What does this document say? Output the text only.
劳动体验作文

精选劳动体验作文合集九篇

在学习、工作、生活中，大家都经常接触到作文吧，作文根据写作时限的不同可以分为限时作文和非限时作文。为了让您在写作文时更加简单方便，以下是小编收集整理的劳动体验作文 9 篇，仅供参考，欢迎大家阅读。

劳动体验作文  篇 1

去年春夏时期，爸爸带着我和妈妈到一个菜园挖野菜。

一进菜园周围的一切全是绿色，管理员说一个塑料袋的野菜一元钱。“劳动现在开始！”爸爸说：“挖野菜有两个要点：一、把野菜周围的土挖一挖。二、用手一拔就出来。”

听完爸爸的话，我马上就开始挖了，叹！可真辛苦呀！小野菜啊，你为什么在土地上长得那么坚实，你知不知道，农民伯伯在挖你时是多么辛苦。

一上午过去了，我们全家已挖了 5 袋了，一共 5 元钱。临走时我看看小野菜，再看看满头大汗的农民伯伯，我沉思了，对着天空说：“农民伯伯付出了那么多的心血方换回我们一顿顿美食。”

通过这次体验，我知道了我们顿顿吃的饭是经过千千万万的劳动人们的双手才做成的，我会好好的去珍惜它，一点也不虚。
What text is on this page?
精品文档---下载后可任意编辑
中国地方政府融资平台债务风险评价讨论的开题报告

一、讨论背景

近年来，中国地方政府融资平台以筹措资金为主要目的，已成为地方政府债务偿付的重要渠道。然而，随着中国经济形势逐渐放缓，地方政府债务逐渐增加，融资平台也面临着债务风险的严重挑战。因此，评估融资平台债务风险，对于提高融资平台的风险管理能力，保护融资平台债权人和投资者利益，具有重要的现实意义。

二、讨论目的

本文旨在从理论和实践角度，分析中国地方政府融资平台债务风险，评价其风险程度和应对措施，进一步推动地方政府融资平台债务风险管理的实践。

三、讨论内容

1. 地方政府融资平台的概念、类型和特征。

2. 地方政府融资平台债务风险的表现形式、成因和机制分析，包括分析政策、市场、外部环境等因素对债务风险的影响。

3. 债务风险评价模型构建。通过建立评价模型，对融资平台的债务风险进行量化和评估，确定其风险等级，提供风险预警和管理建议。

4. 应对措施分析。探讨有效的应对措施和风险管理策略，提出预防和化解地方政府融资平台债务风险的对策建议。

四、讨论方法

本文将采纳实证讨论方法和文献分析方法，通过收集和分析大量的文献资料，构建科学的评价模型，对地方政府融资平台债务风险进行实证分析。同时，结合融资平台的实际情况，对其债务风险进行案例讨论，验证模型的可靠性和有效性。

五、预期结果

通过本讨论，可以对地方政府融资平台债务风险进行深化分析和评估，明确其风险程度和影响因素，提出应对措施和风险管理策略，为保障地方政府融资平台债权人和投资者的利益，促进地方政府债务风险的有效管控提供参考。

• _Problem statement_
Reproduce the records above exactly.

• _Expected answer_
What does this document say? Output the text only.
劳动体验作文

精选劳动体验作文合集九篇

在学习、工作、生活中，大家都经常接触到作文吧，作文根据写作时限的不同可以分为限时作文和非限时作文。为了让您在写作文时更加简单方便，以下是小编收集整理的劳动体验作文 9 篇，仅供参考，欢迎大家阅读。

劳动体验作文  篇 1

去年春夏时期，爸爸带着我和妈妈到一个菜园挖野菜。

一进菜园周围的一切全是绿色，管理员说一个塑料袋的野菜一元钱。“劳动现在开始！”爸爸说：“挖野菜有两个要点：一、把野菜周围的土挖一挖。二、用手一拔就出来。”

听完爸爸的话，我马上就开始挖了，叹！可真辛苦呀！小野菜啊，你为什么在土地上长得那么坚实，你知不知道，农民伯伯在挖你时是多么辛苦。

一上午过去了，我们全家已挖了 5 袋了，一共 5 元钱。临走时我看看小野菜，再看看满头大汗的农民伯伯，我沉思了，对着天空说：“农民伯伯付出了那么多的心血方换回我们一顿顿美食。”

通过这次体验，我知道了我们顿顿吃的饭是经过千千万万的劳动人们的双手才做成的，我会好好的去珍惜它，一点也不虚。
What text is on this page?
精品文档---下载后可任意编辑
中国地方政府融资平台债务风险评价讨论的开题报告

一、讨论背景

近年来，中国地方政府融资平台以筹措资金为主要目的，已成为地方政府债务偿付的重要渠道。然而，随着中国经济形势逐渐放缓，地方政府债务逐渐增加，融资平台也面临着债务风险的严重挑战。因此，评估融资平台债务风险，对于提高融资平台的风险管理能力，保护融资平台债权人和投资者利益，具有重要的现实意义。

二、讨论目的

本文旨在从理论和实践角度，分析中国地方政府融资平台债务风险，评价其风险程度和应对措施，进一步推动地方政府融资平台债务风险管理的实践。

三、讨论内容

1. 地方政府融资平台的概念、类型和特征。

2. 地方政府融资平台债务风险的表现形式、成因和机制分析，包括分析政策、市场、外部环境等因素对债务风险的影响。

3. 债务风险评价模型构建。通过建立评价模型，对融资平台的债务风险进行量化和评估，确定其风险等级，提供风险预警和管理建议。

4. 应对措施分析。探讨有效的应对措施和风险管理策略，提出预防和化解地方政府融资平台债务风险的对策建议。

四、讨论方法

本文将采纳实证讨论方法和文献分析方法，通过收集和分析大量的文献资料，构建科学的评价模型，对地方政府融资平台债务风险进行实证分析。同时，结合融资平台的实际情况，对其债务风险进行案例讨论，验证模型的可靠性和有效性。

五、预期结果

通过本讨论，可以对地方政府融资平台债务风险进行深化分析和评估，明确其风险程度和影响因素，提出应对措施和风险管理策略，为保障地方政府融资平台债权人和投资者的利益，促进地方政府债务风险的有效管控提供参考。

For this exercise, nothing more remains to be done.